What this task involves
From the rows below, pull out the lines starting at the one that contains "date-handwritten: 20.06. [1295, 389, 1377, 426]" and ending at the one that contains "manufacturer-responsibility [175, 1576, 1452, 1652]". Include both of those lines and copy every line without changes.

Listings of annotated regions:
----------

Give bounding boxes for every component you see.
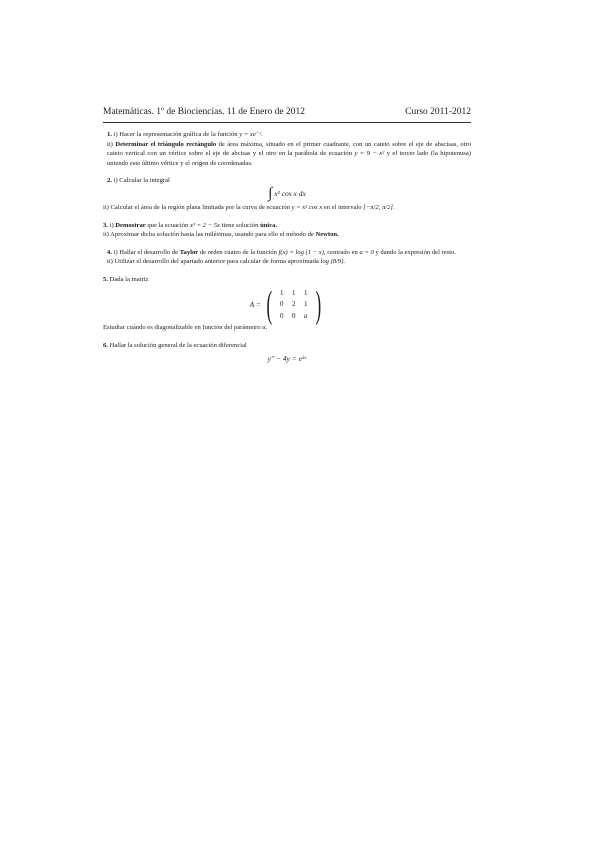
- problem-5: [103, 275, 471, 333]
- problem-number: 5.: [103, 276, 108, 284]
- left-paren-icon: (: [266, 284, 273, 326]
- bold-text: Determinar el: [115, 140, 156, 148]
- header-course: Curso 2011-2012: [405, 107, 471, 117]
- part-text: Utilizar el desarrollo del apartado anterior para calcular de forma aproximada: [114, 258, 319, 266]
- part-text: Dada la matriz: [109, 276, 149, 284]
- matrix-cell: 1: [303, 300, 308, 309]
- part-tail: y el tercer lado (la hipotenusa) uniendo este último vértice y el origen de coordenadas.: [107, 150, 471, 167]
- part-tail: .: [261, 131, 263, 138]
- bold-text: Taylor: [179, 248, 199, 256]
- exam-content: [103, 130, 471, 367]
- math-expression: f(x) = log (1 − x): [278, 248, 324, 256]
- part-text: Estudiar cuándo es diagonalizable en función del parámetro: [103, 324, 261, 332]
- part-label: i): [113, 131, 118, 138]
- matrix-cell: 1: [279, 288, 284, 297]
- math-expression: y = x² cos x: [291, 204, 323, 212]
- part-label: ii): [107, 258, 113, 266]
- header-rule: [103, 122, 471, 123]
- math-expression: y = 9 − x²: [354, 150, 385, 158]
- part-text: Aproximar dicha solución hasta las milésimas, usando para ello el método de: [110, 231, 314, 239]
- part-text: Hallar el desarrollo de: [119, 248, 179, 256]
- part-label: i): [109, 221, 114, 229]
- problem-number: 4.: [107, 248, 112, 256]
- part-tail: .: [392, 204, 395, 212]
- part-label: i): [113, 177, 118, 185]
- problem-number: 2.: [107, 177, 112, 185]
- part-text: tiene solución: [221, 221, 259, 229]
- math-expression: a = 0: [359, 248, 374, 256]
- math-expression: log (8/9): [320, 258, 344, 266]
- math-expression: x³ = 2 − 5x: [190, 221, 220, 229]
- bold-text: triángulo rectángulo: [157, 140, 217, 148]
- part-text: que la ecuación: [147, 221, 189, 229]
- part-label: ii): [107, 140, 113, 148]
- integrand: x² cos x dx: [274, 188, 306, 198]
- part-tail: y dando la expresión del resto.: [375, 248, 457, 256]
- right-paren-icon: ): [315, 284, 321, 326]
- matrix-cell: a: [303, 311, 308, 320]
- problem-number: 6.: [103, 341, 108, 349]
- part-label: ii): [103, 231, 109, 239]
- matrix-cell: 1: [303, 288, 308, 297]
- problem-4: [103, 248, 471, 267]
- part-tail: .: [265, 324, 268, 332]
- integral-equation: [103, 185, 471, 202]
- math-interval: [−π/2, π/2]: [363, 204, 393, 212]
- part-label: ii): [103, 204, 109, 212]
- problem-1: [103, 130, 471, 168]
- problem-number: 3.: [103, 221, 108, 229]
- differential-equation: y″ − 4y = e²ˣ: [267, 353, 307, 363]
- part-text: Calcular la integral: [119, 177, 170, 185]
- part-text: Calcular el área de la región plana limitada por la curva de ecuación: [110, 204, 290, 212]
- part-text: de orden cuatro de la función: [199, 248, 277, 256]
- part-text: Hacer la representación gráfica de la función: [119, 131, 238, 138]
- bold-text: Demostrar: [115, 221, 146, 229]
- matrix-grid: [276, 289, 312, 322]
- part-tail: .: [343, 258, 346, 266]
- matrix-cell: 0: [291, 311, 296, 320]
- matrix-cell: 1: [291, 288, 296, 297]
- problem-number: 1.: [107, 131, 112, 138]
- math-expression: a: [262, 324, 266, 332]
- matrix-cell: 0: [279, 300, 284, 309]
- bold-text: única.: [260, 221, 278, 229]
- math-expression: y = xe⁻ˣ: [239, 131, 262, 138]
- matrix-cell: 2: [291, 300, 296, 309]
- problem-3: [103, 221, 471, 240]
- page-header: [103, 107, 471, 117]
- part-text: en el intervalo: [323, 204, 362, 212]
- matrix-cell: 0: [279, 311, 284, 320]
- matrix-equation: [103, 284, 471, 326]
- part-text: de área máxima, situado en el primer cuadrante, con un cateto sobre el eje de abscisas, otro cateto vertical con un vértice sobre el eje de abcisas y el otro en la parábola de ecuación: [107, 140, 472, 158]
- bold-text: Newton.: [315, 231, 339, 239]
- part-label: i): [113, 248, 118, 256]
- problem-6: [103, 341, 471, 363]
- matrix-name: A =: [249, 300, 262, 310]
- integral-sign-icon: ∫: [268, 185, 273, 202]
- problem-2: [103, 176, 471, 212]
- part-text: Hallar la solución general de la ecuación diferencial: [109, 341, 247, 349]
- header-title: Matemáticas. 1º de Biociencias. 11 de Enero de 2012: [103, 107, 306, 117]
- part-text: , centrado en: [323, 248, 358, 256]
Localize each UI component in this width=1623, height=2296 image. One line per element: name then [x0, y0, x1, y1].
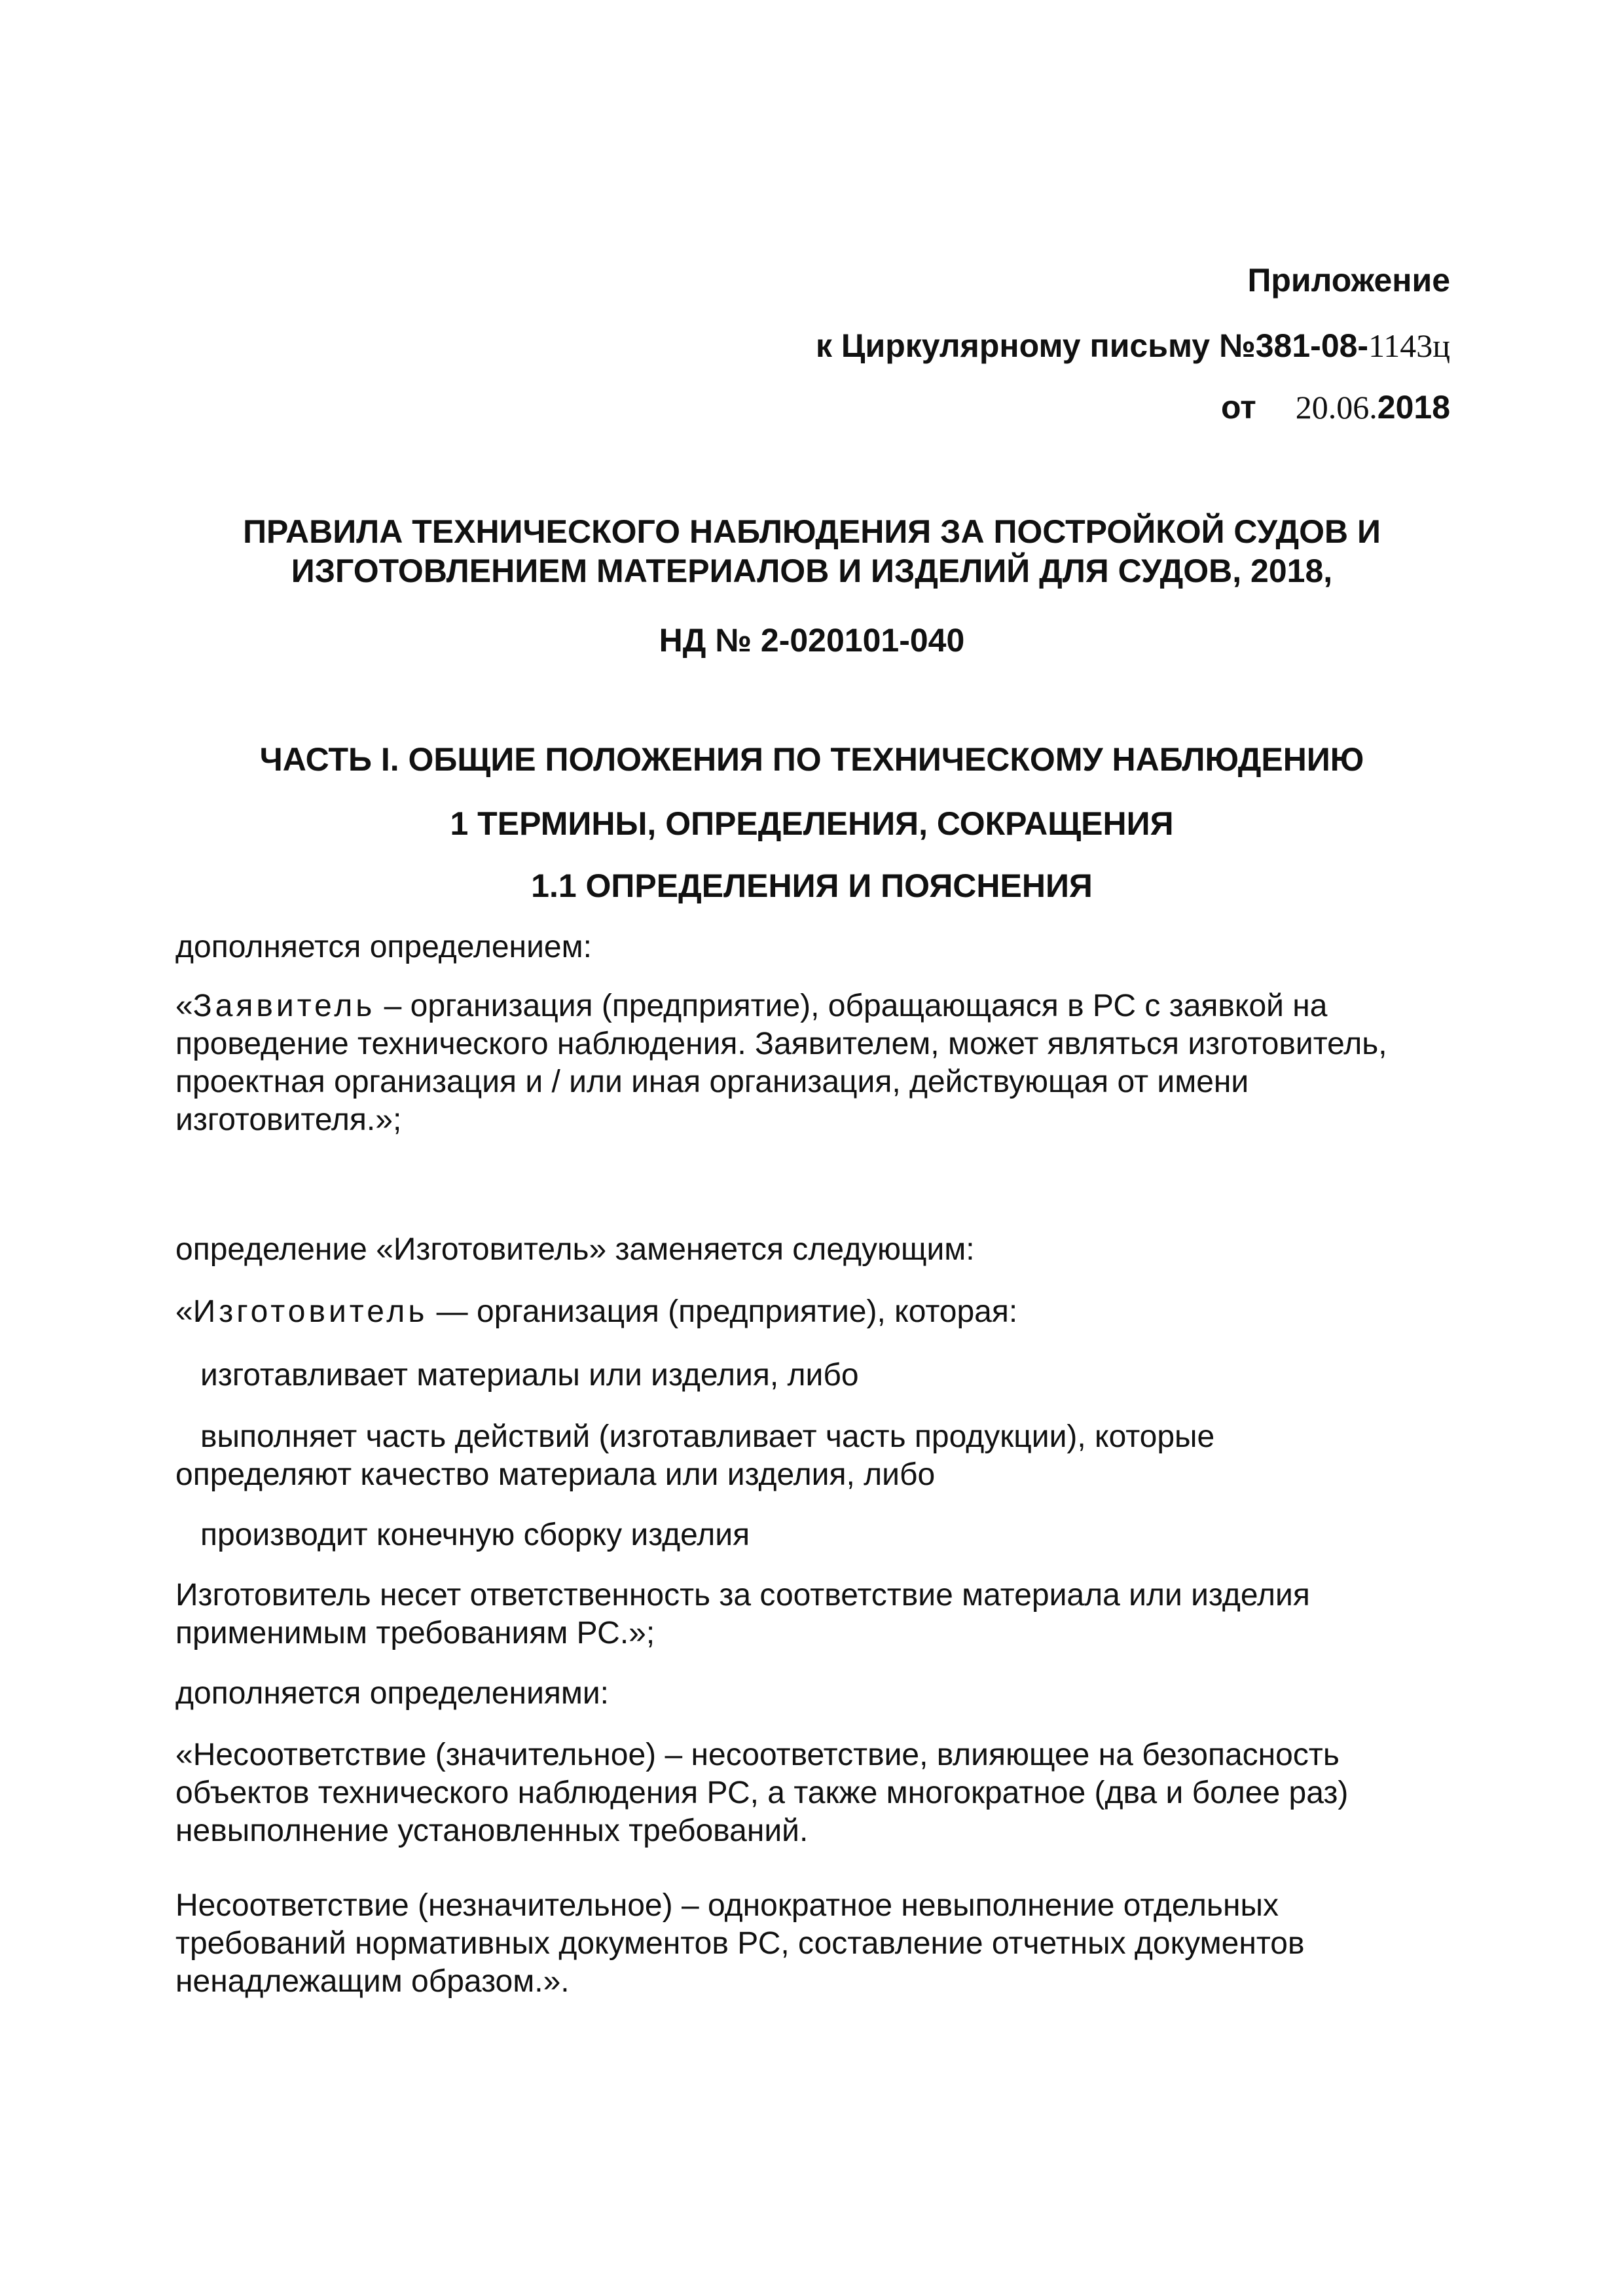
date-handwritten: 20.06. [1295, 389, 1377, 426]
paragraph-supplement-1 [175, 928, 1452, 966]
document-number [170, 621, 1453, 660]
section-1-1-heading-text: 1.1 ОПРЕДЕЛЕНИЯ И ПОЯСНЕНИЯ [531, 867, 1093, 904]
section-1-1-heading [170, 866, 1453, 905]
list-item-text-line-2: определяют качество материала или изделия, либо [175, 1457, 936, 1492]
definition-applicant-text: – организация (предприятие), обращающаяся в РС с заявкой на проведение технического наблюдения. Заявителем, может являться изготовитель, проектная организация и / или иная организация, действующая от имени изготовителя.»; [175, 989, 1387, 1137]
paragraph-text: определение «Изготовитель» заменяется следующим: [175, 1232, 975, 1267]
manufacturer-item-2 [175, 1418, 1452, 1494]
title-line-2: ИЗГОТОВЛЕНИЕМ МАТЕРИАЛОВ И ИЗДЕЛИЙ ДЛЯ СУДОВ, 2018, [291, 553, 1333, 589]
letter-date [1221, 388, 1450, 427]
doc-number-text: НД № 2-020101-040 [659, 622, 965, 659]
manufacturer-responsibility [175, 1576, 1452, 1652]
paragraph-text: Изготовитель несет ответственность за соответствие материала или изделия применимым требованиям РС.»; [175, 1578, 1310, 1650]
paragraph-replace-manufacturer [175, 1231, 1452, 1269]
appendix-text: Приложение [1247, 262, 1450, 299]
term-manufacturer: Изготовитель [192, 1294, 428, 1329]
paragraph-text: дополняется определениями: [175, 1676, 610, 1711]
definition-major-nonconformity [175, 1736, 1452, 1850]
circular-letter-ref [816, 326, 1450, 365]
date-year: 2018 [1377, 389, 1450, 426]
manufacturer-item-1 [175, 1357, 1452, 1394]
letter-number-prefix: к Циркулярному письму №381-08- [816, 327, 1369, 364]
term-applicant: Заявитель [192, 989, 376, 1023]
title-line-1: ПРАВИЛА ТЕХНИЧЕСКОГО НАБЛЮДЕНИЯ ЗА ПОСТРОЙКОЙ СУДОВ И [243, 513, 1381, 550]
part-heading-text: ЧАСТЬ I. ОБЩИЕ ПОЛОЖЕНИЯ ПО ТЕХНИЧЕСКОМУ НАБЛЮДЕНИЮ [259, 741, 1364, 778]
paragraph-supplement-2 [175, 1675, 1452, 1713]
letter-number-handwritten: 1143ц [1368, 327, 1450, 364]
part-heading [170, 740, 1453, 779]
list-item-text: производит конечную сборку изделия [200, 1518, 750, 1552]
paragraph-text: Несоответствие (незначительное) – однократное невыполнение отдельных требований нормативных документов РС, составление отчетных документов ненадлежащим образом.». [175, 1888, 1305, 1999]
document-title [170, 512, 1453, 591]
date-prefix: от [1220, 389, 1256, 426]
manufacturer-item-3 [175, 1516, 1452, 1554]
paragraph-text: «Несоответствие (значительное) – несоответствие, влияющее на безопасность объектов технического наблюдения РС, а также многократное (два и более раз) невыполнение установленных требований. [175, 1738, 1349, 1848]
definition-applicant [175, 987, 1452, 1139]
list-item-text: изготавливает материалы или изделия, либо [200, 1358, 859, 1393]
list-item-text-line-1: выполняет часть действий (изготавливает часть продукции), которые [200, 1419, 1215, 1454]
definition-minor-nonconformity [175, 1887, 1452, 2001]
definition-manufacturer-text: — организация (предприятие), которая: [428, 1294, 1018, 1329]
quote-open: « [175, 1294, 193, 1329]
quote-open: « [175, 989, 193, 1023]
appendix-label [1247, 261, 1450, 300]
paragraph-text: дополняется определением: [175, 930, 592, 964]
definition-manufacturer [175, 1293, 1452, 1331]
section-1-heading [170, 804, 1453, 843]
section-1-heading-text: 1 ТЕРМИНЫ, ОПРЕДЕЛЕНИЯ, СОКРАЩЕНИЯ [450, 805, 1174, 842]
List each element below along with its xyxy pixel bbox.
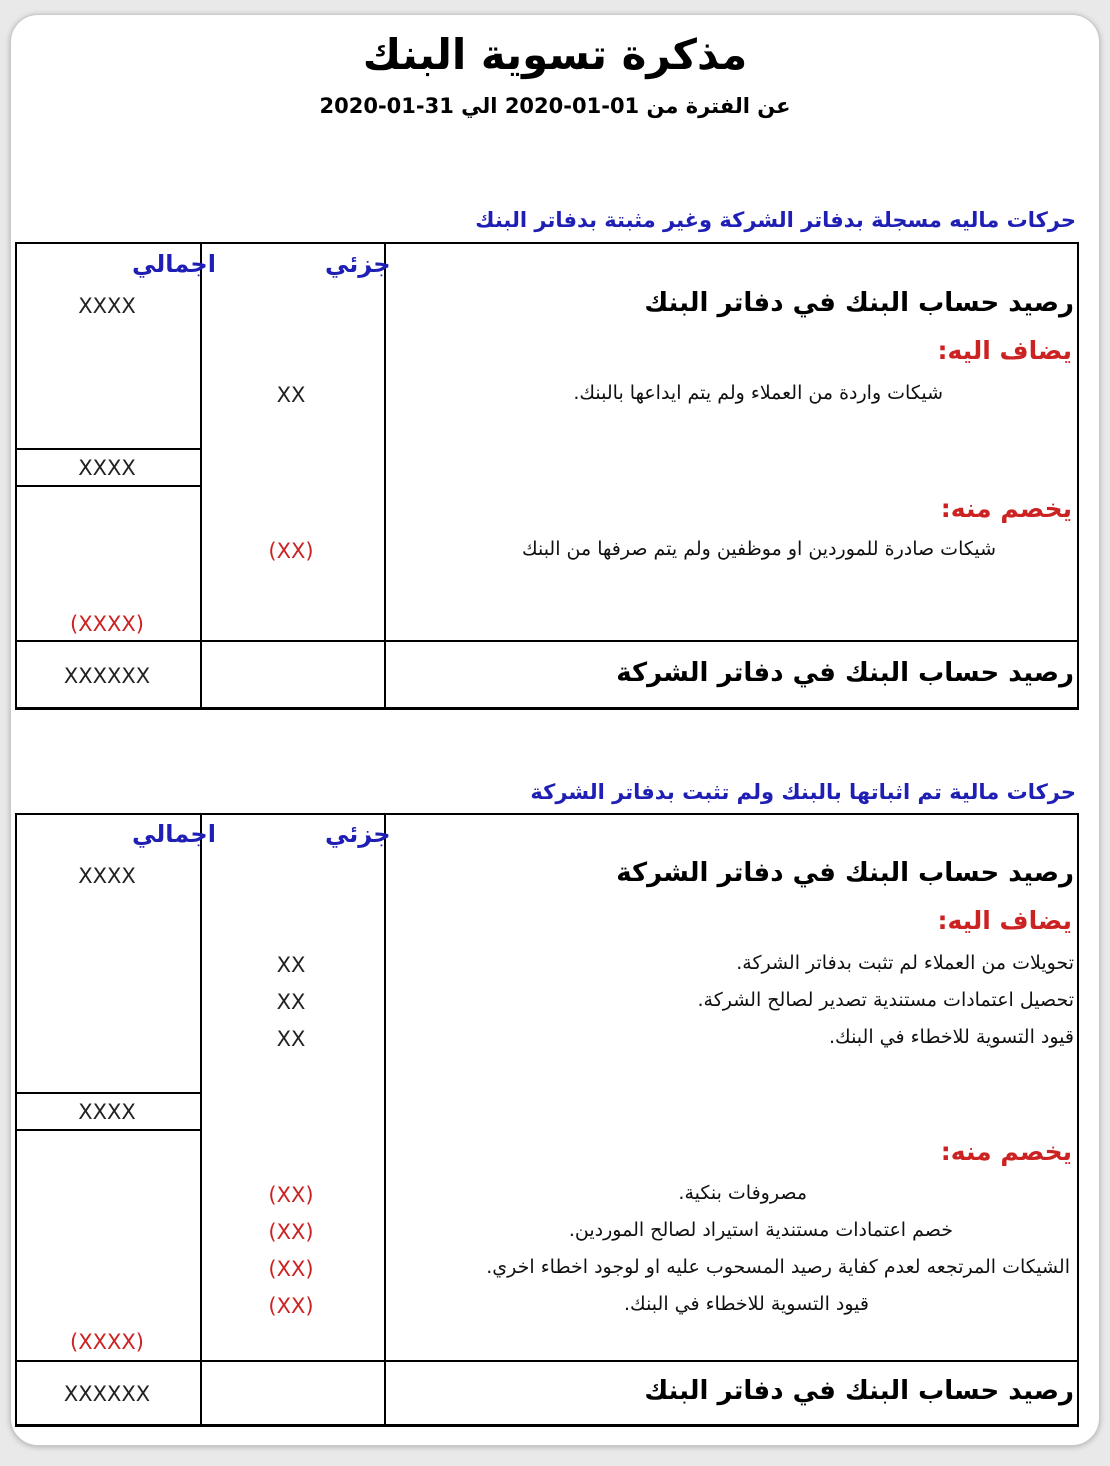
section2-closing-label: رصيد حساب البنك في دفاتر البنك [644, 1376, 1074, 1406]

----------

Completed task
date-handwritten: 20.06. [1295, 389, 1377, 426]
paragraph-supplement-1 [175, 928, 1452, 966]
document-number [170, 621, 1453, 660]
section-1-1-heading-text: 1.1 ОПРЕДЕЛЕНИЯ И ПОЯСНЕНИЯ [531, 867, 1093, 904]
section-1-1-heading [170, 866, 1453, 905]
list-item-text-line-2: определяют качество материала или изделия, либо [175, 1457, 936, 1492]
definition-applicant-text: – организация (предприятие), обращающаяся в РС с заявкой на проведение технического наблюдения. Заявителем, может являться изготовитель, проектная организация и / или иная организация, действующая от имени изготовителя.»; [175, 989, 1387, 1137]
paragraph-text: определение «Изготовитель» заменяется следующим: [175, 1232, 975, 1267]
manufacturer-item-2 [175, 1418, 1452, 1494]
title-line-2: ИЗГОТОВЛЕНИЕМ МАТЕРИАЛОВ И ИЗДЕЛИЙ ДЛЯ СУДОВ, 2018, [291, 553, 1333, 589]
letter-date [1221, 388, 1450, 427]
doc-number-text: НД № 2-020101-040 [659, 622, 965, 659]
manufacturer-responsibility [175, 1576, 1452, 1652]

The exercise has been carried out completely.